# START OF INFORMATION PROVIDED

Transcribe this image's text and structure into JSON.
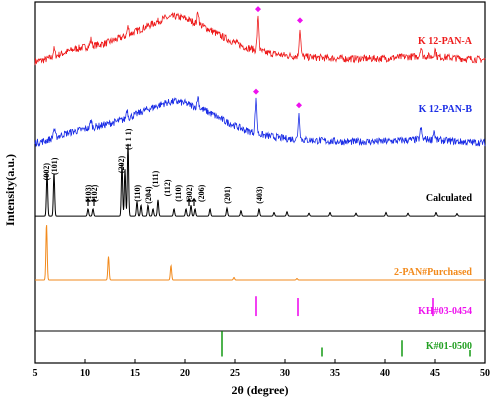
{
  "chart_data": {
    "type": "line",
    "xlabel": "2θ (degree)",
    "ylabel": "Intensity(a.u.)",
    "xlim": [
      5,
      50
    ],
    "xticks": [
      5,
      10,
      15,
      20,
      25,
      30,
      35,
      40,
      45,
      50
    ],
    "xtick_labels": [
      "5",
      "10",
      "15",
      "20",
      "25",
      "30",
      "35",
      "40",
      "45",
      "50"
    ],
    "grid": false,
    "series": [
      {
        "name": "K 12-PAN-A",
        "color": "#ee1c1c",
        "kind": "noisy",
        "base": 0.86,
        "x": [
          5,
          6,
          7,
          8,
          9,
          10,
          12,
          14,
          16,
          18,
          19,
          20,
          22,
          24,
          26,
          28,
          30,
          32,
          34,
          36,
          38,
          40,
          42,
          44,
          46,
          48,
          50
        ],
        "y": [
          0.835,
          0.84,
          0.85,
          0.86,
          0.87,
          0.875,
          0.885,
          0.905,
          0.93,
          0.955,
          0.96,
          0.955,
          0.93,
          0.9,
          0.875,
          0.86,
          0.852,
          0.848,
          0.845,
          0.843,
          0.843,
          0.844,
          0.848,
          0.85,
          0.847,
          0.843,
          0.84
        ],
        "peaks": [
          [
            6.9,
            0.02
          ],
          [
            10.6,
            0.018
          ],
          [
            14.3,
            0.022
          ],
          [
            21.3,
            0.035
          ],
          [
            27.3,
            0.09
          ],
          [
            31.5,
            0.075
          ],
          [
            43.6,
            0.025
          ],
          [
            45.0,
            0.02
          ]
        ],
        "markers": [
          27.3,
          31.5
        ]
      },
      {
        "name": "K 12-PAN-B",
        "color": "#1c2ee6",
        "kind": "noisy",
        "x": [
          5,
          6,
          7,
          8,
          9,
          10,
          12,
          14,
          16,
          18,
          19,
          20,
          22,
          24,
          26,
          28,
          30,
          32,
          34,
          36,
          38,
          40,
          42,
          44,
          46,
          48,
          50
        ],
        "y": [
          0.61,
          0.615,
          0.625,
          0.635,
          0.642,
          0.648,
          0.66,
          0.675,
          0.7,
          0.72,
          0.725,
          0.72,
          0.7,
          0.67,
          0.645,
          0.63,
          0.622,
          0.618,
          0.615,
          0.613,
          0.613,
          0.614,
          0.617,
          0.62,
          0.616,
          0.612,
          0.61
        ],
        "peaks": [
          [
            6.9,
            0.025
          ],
          [
            10.6,
            0.02
          ],
          [
            14.2,
            0.025
          ],
          [
            21.3,
            0.03
          ],
          [
            27.1,
            0.09
          ],
          [
            31.4,
            0.07
          ],
          [
            43.6,
            0.03
          ],
          [
            44.9,
            0.025
          ]
        ],
        "markers": [
          27.1,
          31.4
        ]
      },
      {
        "name": "Calculated",
        "color": "#000000",
        "kind": "stick",
        "base": 0.407,
        "peaks": [
          [
            6.2,
            0.12
          ],
          [
            6.9,
            0.12
          ],
          [
            10.3,
            0.02
          ],
          [
            10.8,
            0.02
          ],
          [
            13.7,
            0.145
          ],
          [
            14.0,
            0.13
          ],
          [
            14.3,
            0.2
          ],
          [
            15.2,
            0.04
          ],
          [
            15.6,
            0.03
          ],
          [
            16.3,
            0.03
          ],
          [
            16.8,
            0.02
          ],
          [
            17.3,
            0.045
          ],
          [
            18.9,
            0.02
          ],
          [
            20.1,
            0.02
          ],
          [
            20.6,
            0.03
          ],
          [
            21.0,
            0.02
          ],
          [
            22.5,
            0.02
          ],
          [
            24.2,
            0.022
          ],
          [
            25.6,
            0.015
          ],
          [
            27.4,
            0.02
          ],
          [
            28.9,
            0.01
          ],
          [
            30.2,
            0.012
          ],
          [
            32.4,
            0.008
          ],
          [
            34.5,
            0.01
          ],
          [
            37.1,
            0.008
          ],
          [
            40.1,
            0.01
          ],
          [
            42.3,
            0.008
          ],
          [
            45.1,
            0.01
          ],
          [
            47.2,
            0.007
          ]
        ]
      },
      {
        "name": "2-PAN#Purchased",
        "color": "#f28a1c",
        "kind": "stick",
        "base": 0.23,
        "peaks": [
          [
            6.15,
            0.155
          ],
          [
            12.35,
            0.065
          ],
          [
            18.6,
            0.04
          ],
          [
            24.9,
            0.007
          ],
          [
            31.2,
            0.004
          ]
        ]
      },
      {
        "name": "KH#03-0454",
        "color": "#ee11ee",
        "kind": "bars",
        "base": 0.13,
        "peaks": [
          [
            27.1,
            0.055
          ],
          [
            31.3,
            0.05
          ],
          [
            44.8,
            0.05
          ]
        ]
      },
      {
        "name": "K#01-0500",
        "color": "#22a022",
        "kind": "bars",
        "base": 0.018,
        "peaks": [
          [
            23.7,
            0.07
          ],
          [
            33.7,
            0.025
          ],
          [
            41.7,
            0.045
          ],
          [
            48.5,
            0.018
          ]
        ]
      }
    ],
    "peak_labels": [
      {
        "text": "(002)",
        "x": 6.1
      },
      {
        "text": "(101)",
        "x": 6.9
      },
      {
        "text": "(103)",
        "x": 10.3
      },
      {
        "text": "(102)",
        "x": 10.9
      },
      {
        "text": "(202)",
        "x": 13.6
      },
      {
        "text": "(1 1 1)",
        "x": 14.3
      },
      {
        "text": "(110)",
        "x": 15.2
      },
      {
        "text": "(204)",
        "x": 16.3
      },
      {
        "text": "(111)",
        "x": 17.0
      },
      {
        "text": "(112)",
        "x": 18.2
      },
      {
        "text": "(110)",
        "x": 19.3
      },
      {
        "text": "(302)",
        "x": 20.4
      },
      {
        "text": "(206)",
        "x": 21.6
      },
      {
        "text": "(201)",
        "x": 24.2
      },
      {
        "text": "(403)",
        "x": 27.4
      }
    ]
  }
}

# END OF INFORMATION PROVIDED

WHAT TO PRODUCE: Reproduce the whole listing above word for word, but not its pictures.

OUTPUT:
Transcribe this image's text and structure into JSON.
{
  "chart_data": {
    "type": "line",
    "xlabel": "2θ (degree)",
    "ylabel": "Intensity(a.u.)",
    "xlim": [
      5,
      50
    ],
    "xticks": [
      5,
      10,
      15,
      20,
      25,
      30,
      35,
      40,
      45,
      50
    ],
    "xtick_labels": [
      "5",
      "10",
      "15",
      "20",
      "25",
      "30",
      "35",
      "40",
      "45",
      "50"
    ],
    "grid": false,
    "series": [
      {
        "name": "K 12-PAN-A",
        "color": "#ee1c1c",
        "kind": "noisy",
        "base": 0.86,
        "x": [
          5,
          6,
          7,
          8,
          9,
          10,
          12,
          14,
          16,
          18,
          19,
          20,
          22,
          24,
          26,
          28,
          30,
          32,
          34,
          36,
          38,
          40,
          42,
          44,
          46,
          48,
          50
        ],
        "y": [
          0.835,
          0.84,
          0.85,
          0.86,
          0.87,
          0.875,
          0.885,
          0.905,
          0.93,
          0.955,
          0.96,
          0.955,
          0.93,
          0.9,
          0.875,
          0.86,
          0.852,
          0.848,
          0.845,
          0.843,
          0.843,
          0.844,
          0.848,
          0.85,
          0.847,
          0.843,
          0.84
        ],
        "peaks": [
          [
            6.9,
            0.02
          ],
          [
            10.6,
            0.018
          ],
          [
            14.3,
            0.022
          ],
          [
            21.3,
            0.035
          ],
          [
            27.3,
            0.09
          ],
          [
            31.5,
            0.075
          ],
          [
            43.6,
            0.025
          ],
          [
            45.0,
            0.02
          ]
        ],
        "markers": [
          27.3,
          31.5
        ]
      },
      {
        "name": "K 12-PAN-B",
        "color": "#1c2ee6",
        "kind": "noisy",
        "x": [
          5,
          6,
          7,
          8,
          9,
          10,
          12,
          14,
          16,
          18,
          19,
          20,
          22,
          24,
          26,
          28,
          30,
          32,
          34,
          36,
          38,
          40,
          42,
          44,
          46,
          48,
          50
        ],
        "y": [
          0.61,
          0.615,
          0.625,
          0.635,
          0.642,
          0.648,
          0.66,
          0.675,
          0.7,
          0.72,
          0.725,
          0.72,
          0.7,
          0.67,
          0.645,
          0.63,
          0.622,
          0.618,
          0.615,
          0.613,
          0.613,
          0.614,
          0.617,
          0.62,
          0.616,
          0.612,
          0.61
        ],
        "peaks": [
          [
            6.9,
            0.025
          ],
          [
            10.6,
            0.02
          ],
          [
            14.2,
            0.025
          ],
          [
            21.3,
            0.03
          ],
          [
            27.1,
            0.09
          ],
          [
            31.4,
            0.07
          ],
          [
            43.6,
            0.03
          ],
          [
            44.9,
            0.025
          ]
        ],
        "markers": [
          27.1,
          31.4
        ]
      },
      {
        "name": "Calculated",
        "color": "#000000",
        "kind": "stick",
        "base": 0.407,
        "peaks": [
          [
            6.2,
            0.12
          ],
          [
            6.9,
            0.12
          ],
          [
            10.3,
            0.02
          ],
          [
            10.8,
            0.02
          ],
          [
            13.7,
            0.145
          ],
          [
            14.0,
            0.13
          ],
          [
            14.3,
            0.2
          ],
          [
            15.2,
            0.04
          ],
          [
            15.6,
            0.03
          ],
          [
            16.3,
            0.03
          ],
          [
            16.8,
            0.02
          ],
          [
            17.3,
            0.045
          ],
          [
            18.9,
            0.02
          ],
          [
            20.1,
            0.02
          ],
          [
            20.6,
            0.03
          ],
          [
            21.0,
            0.02
          ],
          [
            22.5,
            0.02
          ],
          [
            24.2,
            0.022
          ],
          [
            25.6,
            0.015
          ],
          [
            27.4,
            0.02
          ],
          [
            28.9,
            0.01
          ],
          [
            30.2,
            0.012
          ],
          [
            32.4,
            0.008
          ],
          [
            34.5,
            0.01
          ],
          [
            37.1,
            0.008
          ],
          [
            40.1,
            0.01
          ],
          [
            42.3,
            0.008
          ],
          [
            45.1,
            0.01
          ],
          [
            47.2,
            0.007
          ]
        ]
      },
      {
        "name": "2-PAN#Purchased",
        "color": "#f28a1c",
        "kind": "stick",
        "base": 0.23,
        "peaks": [
          [
            6.15,
            0.155
          ],
          [
            12.35,
            0.065
          ],
          [
            18.6,
            0.04
          ],
          [
            24.9,
            0.007
          ],
          [
            31.2,
            0.004
          ]
        ]
      },
      {
        "name": "KH#03-0454",
        "color": "#ee11ee",
        "kind": "bars",
        "base": 0.13,
        "peaks": [
          [
            27.1,
            0.055
          ],
          [
            31.3,
            0.05
          ],
          [
            44.8,
            0.05
          ]
        ]
      },
      {
        "name": "K#01-0500",
        "color": "#22a022",
        "kind": "bars",
        "base": 0.018,
        "peaks": [
          [
            23.7,
            0.07
          ],
          [
            33.7,
            0.025
          ],
          [
            41.7,
            0.045
          ],
          [
            48.5,
            0.018
          ]
        ]
      }
    ],
    "peak_labels": [
      {
        "text": "(002)",
        "x": 6.1
      },
      {
        "text": "(101)",
        "x": 6.9
      },
      {
        "text": "(103)",
        "x": 10.3
      },
      {
        "text": "(102)",
        "x": 10.9
      },
      {
        "text": "(202)",
        "x": 13.6
      },
      {
        "text": "(1 1 1)",
        "x": 14.3
      },
      {
        "text": "(110)",
        "x": 15.2
      },
      {
        "text": "(204)",
        "x": 16.3
      },
      {
        "text": "(111)",
        "x": 17.0
      },
      {
        "text": "(112)",
        "x": 18.2
      },
      {
        "text": "(110)",
        "x": 19.3
      },
      {
        "text": "(302)",
        "x": 20.4
      },
      {
        "text": "(206)",
        "x": 21.6
      },
      {
        "text": "(201)",
        "x": 24.2
      },
      {
        "text": "(403)",
        "x": 27.4
      }
    ]
  }
}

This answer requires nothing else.